Prompt:
Gather each line containing the string "Asian" from these entries.

Task inputs:
----------

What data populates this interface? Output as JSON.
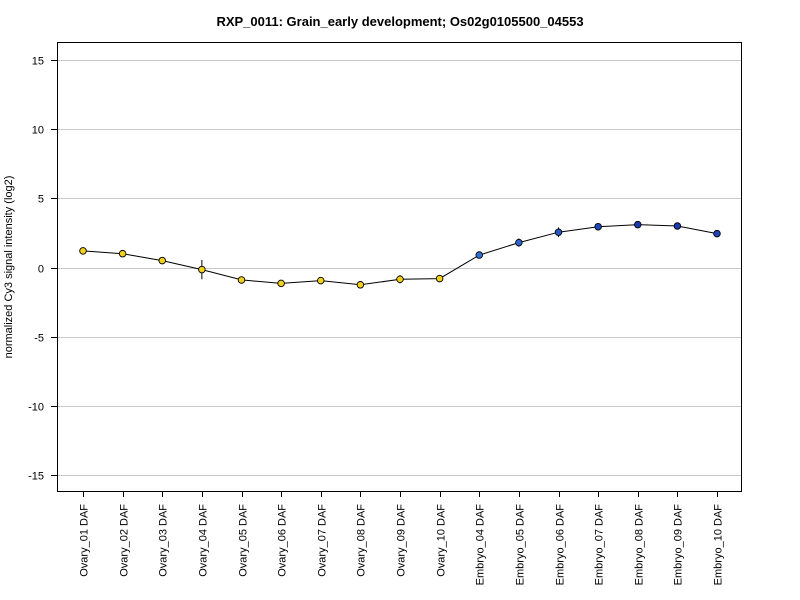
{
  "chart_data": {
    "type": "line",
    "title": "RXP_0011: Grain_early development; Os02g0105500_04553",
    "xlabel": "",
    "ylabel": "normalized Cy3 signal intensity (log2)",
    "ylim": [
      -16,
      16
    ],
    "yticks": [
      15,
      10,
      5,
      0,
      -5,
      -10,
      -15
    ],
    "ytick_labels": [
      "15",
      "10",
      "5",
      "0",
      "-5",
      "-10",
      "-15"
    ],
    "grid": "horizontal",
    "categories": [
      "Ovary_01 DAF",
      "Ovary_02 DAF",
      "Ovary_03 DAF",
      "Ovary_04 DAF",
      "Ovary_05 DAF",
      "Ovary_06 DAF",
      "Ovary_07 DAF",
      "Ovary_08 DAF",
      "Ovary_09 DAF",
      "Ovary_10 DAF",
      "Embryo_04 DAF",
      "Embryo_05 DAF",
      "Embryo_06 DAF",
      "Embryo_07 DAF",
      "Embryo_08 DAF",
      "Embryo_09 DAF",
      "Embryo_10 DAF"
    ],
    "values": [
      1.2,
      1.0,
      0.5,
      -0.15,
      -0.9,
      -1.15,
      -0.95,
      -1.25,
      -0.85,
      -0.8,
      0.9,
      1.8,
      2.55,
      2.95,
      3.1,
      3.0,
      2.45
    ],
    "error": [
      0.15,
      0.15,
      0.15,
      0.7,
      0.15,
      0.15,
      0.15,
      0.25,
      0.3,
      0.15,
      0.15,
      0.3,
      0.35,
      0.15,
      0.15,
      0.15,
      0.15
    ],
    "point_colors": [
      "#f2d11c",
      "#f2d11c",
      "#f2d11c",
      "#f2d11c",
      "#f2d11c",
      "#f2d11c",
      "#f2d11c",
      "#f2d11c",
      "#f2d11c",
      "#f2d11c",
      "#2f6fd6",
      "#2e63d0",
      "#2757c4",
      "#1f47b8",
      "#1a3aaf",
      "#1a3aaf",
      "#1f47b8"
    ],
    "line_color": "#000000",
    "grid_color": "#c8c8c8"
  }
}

----------

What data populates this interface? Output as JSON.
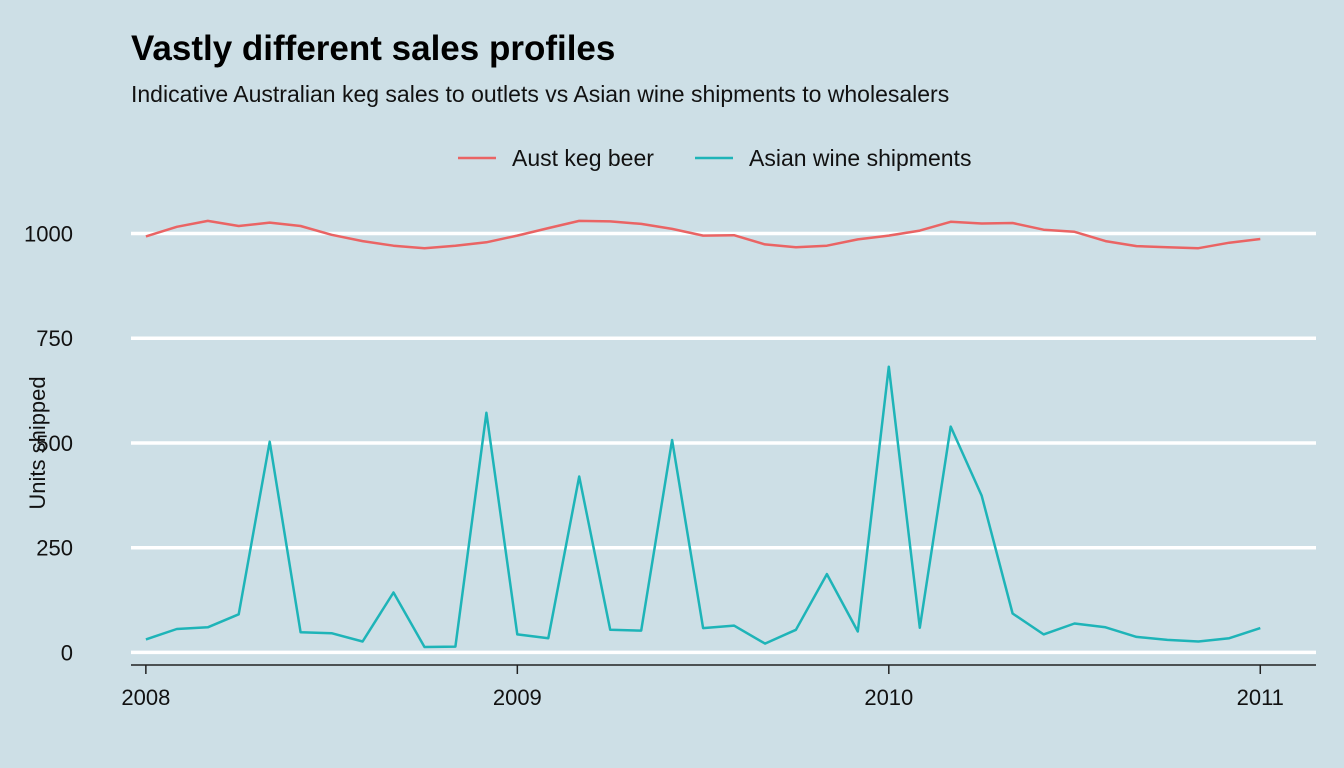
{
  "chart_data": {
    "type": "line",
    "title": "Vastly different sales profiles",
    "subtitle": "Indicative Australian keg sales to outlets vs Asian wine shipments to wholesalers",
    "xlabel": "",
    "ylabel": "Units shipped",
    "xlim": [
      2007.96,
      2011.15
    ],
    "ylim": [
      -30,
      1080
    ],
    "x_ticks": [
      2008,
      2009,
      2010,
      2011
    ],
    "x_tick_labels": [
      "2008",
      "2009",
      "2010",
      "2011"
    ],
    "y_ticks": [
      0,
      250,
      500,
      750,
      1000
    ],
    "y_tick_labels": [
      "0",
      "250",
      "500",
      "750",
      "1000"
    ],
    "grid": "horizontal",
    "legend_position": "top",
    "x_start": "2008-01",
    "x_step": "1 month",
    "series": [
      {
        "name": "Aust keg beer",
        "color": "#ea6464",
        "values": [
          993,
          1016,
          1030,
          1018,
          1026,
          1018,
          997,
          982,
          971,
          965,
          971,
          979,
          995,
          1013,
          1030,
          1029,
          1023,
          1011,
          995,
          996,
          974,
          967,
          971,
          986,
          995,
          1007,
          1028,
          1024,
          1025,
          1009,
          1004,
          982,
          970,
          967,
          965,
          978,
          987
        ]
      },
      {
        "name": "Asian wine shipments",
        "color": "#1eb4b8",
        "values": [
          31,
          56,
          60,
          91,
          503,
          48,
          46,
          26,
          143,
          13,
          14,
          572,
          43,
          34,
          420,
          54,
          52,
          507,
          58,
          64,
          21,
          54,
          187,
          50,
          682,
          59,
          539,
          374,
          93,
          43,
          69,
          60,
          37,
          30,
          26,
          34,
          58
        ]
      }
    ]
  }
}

----------

Problem solution:
    "subtitle": "Indicative Australian keg sales to outlets vs Asian wine shipments to wholesalers",
        "name": "Asian wine shipments",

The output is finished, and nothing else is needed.